- GIVEN REQUEST: Please pick out each line in the items below that contains the word "Atomkraftgegner" and copy it out in full.

- AVAILABLE RECORDS:
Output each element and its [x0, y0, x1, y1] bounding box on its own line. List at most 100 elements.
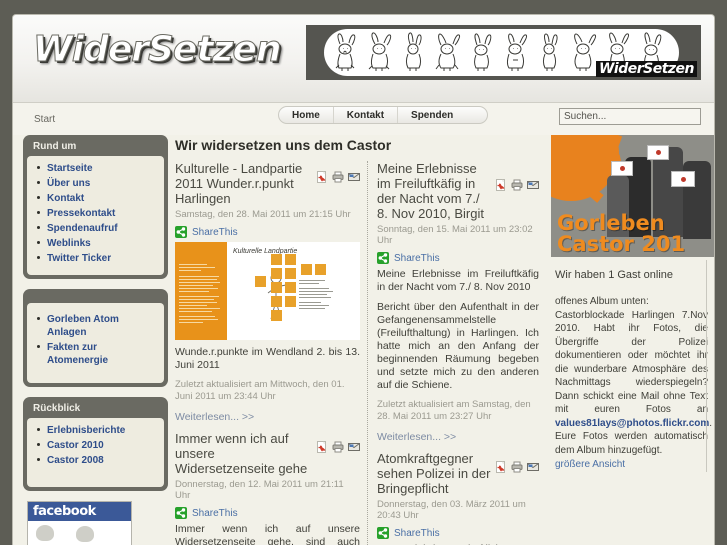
page-root: WiderSetzen WiderSetzen Home Kontakt Spe…	[0, 0, 727, 545]
article-thumbnail[interactable]: Kulturelle Landpartie	[175, 242, 360, 340]
article: Immer wenn ich auf unsere Widersetzensei…	[175, 431, 360, 545]
list-item[interactable]: Gorleben Atom Anlagen	[31, 313, 160, 341]
main-navigation[interactable]: Home Kontakt Spenden	[278, 106, 489, 124]
page-frame: WiderSetzen WiderSetzen Home Kontakt Spe…	[12, 14, 715, 545]
main-content: Wir widersetzen uns dem Castor Kulturell…	[173, 135, 546, 545]
sidebar-item-spendenaufruf[interactable]: Spendenaufruf	[47, 223, 118, 234]
album-email-link[interactable]: values81lays@photos.flickr.com	[555, 418, 709, 429]
sharethis-button[interactable]: ShareThis	[377, 252, 539, 264]
article-separator	[175, 423, 360, 431]
print-icon[interactable]	[511, 179, 523, 191]
module-body: Erlebnisberichte Castor 2010 Castor 2008	[27, 418, 164, 487]
pdf-icon[interactable]	[316, 441, 328, 453]
site-logo[interactable]: WiderSetzen	[33, 29, 283, 71]
email-icon[interactable]	[348, 171, 360, 183]
thumb-block	[271, 310, 282, 321]
rabbit-icon	[474, 33, 492, 71]
read-more-link[interactable]: Weiterlesen... >>	[175, 411, 254, 423]
article-date: Donnerstag, den 12. Mai 2011 um 21:11 Uh…	[175, 479, 344, 501]
article-title[interactable]: Atomkraftgegner sehen Polizei in der Bri…	[377, 451, 495, 496]
japan-flag	[611, 161, 633, 176]
article-paragraph: Immer wenn ich auf unsere Widersetzensei…	[175, 523, 360, 545]
album-larger-view-link[interactable]: größere Ansicht	[555, 459, 625, 470]
module-title	[27, 293, 164, 303]
email-icon[interactable]	[527, 179, 539, 191]
sidebar-item-castor-2010[interactable]: Castor 2010	[47, 440, 104, 451]
article-date: Sonntag, den 15. Mai 2011 um 23:02 Uhr	[377, 224, 533, 246]
read-more-label: Weiterlesen...	[175, 411, 239, 423]
sidebar-item-startseite[interactable]: Startseite	[47, 163, 93, 174]
thumb-block	[285, 282, 296, 293]
sidebar-item-erlebnisberichte[interactable]: Erlebnisberichte	[47, 425, 125, 436]
article-paragraph: Meine Erlebnisse im Freiluftkäfig in der…	[377, 268, 539, 293]
list-item[interactable]: Erlebnisberichte	[31, 424, 160, 439]
pdf-icon[interactable]	[495, 461, 507, 473]
facebook-widget-body	[28, 521, 131, 545]
facebook-widget[interactable]: facebook	[27, 501, 132, 545]
sidebar-item-twitter-ticker[interactable]: Twitter Ticker	[47, 253, 111, 264]
rabbit-icon	[335, 33, 356, 71]
email-icon[interactable]	[348, 441, 360, 453]
print-icon[interactable]	[511, 461, 523, 473]
share-icon	[377, 252, 389, 264]
article-tool-icons	[316, 431, 360, 453]
article-header: Immer wenn ich auf unsere Widersetzensei…	[175, 431, 360, 476]
module-link-list: Erlebnisberichte Castor 2010 Castor 2008	[31, 424, 160, 469]
sidebar-item-gorleben-atom-anlagen[interactable]: Gorleben Atom Anlagen	[47, 314, 119, 338]
list-item[interactable]: Fakten zur Atomenergie	[31, 341, 160, 369]
sidebar-item-castor-2008[interactable]: Castor 2008	[47, 455, 104, 466]
thumb-block	[285, 268, 296, 279]
right-sidebar: Gorleben Castor 201 Wir haben 1 Gast onl…	[551, 135, 714, 472]
article-columns: Kulturelle - Landpartie 2011 Wunder.r.pu…	[173, 161, 546, 545]
sharethis-button[interactable]: ShareThis	[175, 226, 360, 238]
list-item[interactable]: Kontakt	[31, 192, 160, 207]
thumb-block	[301, 264, 312, 275]
sidebar-item-fakten-zur-atomenergie[interactable]: Fakten zur Atomenergie	[47, 342, 108, 366]
pdf-icon[interactable]	[316, 171, 328, 183]
article-title[interactable]: Immer wenn ich auf unsere Widersetzensei…	[175, 431, 316, 476]
module-rund-um: Rund um Startseite Über uns Kontakt Pres…	[23, 135, 168, 279]
search-input[interactable]: Suchen...	[559, 108, 701, 125]
article-paragraph: Bericht über den Aufenthalt in der Gefan…	[377, 301, 539, 391]
thumb-left-text	[179, 264, 223, 325]
email-icon[interactable]	[527, 461, 539, 473]
article-paragraph: Wunde.r.punkte im Wendland 2. bis 13. Ju…	[175, 346, 360, 371]
pdf-icon[interactable]	[495, 179, 507, 191]
list-item[interactable]: Pressekontakt	[31, 207, 160, 222]
share-icon	[377, 527, 389, 539]
list-item[interactable]: Über uns	[31, 177, 160, 192]
list-item[interactable]: Weblinks	[31, 237, 160, 252]
sidebar-item-kontakt[interactable]: Kontakt	[47, 193, 84, 204]
thumb-block	[271, 282, 282, 293]
album-text: Castorblockade Harlingen 7.Nov 2010. Hab…	[555, 309, 708, 416]
nav-item-home[interactable]: Home	[279, 107, 334, 123]
sharethis-button[interactable]: ShareThis	[377, 527, 539, 539]
article-header: Meine Erlebnisse im Freiluftkäfig in der…	[377, 161, 539, 221]
thumb-block	[315, 264, 326, 275]
list-item[interactable]: Castor 2008	[31, 454, 160, 469]
article: Meine Erlebnisse im Freiluftkäfig in der…	[377, 161, 539, 443]
list-item[interactable]: Twitter Ticker	[31, 252, 160, 267]
nav-item-kontakt[interactable]: Kontakt	[334, 107, 399, 123]
nav-item-spenden[interactable]: Spenden	[398, 107, 487, 123]
article-tool-icons	[495, 161, 539, 191]
sharethis-button[interactable]: ShareThis	[175, 507, 360, 519]
read-more-arrows: >>	[443, 431, 457, 443]
thumb-block	[271, 254, 282, 265]
article-body: Immer wenn ich auf unsere Widersetzensei…	[175, 523, 360, 545]
list-item[interactable]: Spendenaufruf	[31, 222, 160, 237]
article-title[interactable]: Kulturelle - Landpartie 2011 Wunder.r.pu…	[175, 161, 316, 206]
rabbit-icon	[574, 33, 596, 71]
print-icon[interactable]	[332, 441, 344, 453]
print-icon[interactable]	[332, 171, 344, 183]
article-title[interactable]: Meine Erlebnisse im Freiluftkäfig in der…	[377, 161, 495, 221]
article-header: Atomkraftgegner sehen Polizei in der Bri…	[377, 451, 539, 496]
sidebar-item-weblinks[interactable]: Weblinks	[47, 238, 91, 249]
sidebar-item-pressekontakt[interactable]: Pressekontakt	[47, 208, 115, 219]
promo-banner-image[interactable]: Gorleben Castor 201	[551, 135, 714, 257]
sidebar-item-ueber-uns[interactable]: Über uns	[47, 178, 90, 189]
list-item[interactable]: Castor 2010	[31, 439, 160, 454]
read-more-link[interactable]: Weiterlesen... >>	[377, 431, 456, 443]
japan-flag	[647, 145, 669, 160]
list-item[interactable]: Startseite	[31, 162, 160, 177]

- TASK OUTPUT:
article-title[interactable]: Atomkraftgegner sehen Polizei in der Bri…	[377, 451, 495, 496]
article-header: Atomkraftgegner sehen Polizei in der Bri…	[377, 451, 539, 496]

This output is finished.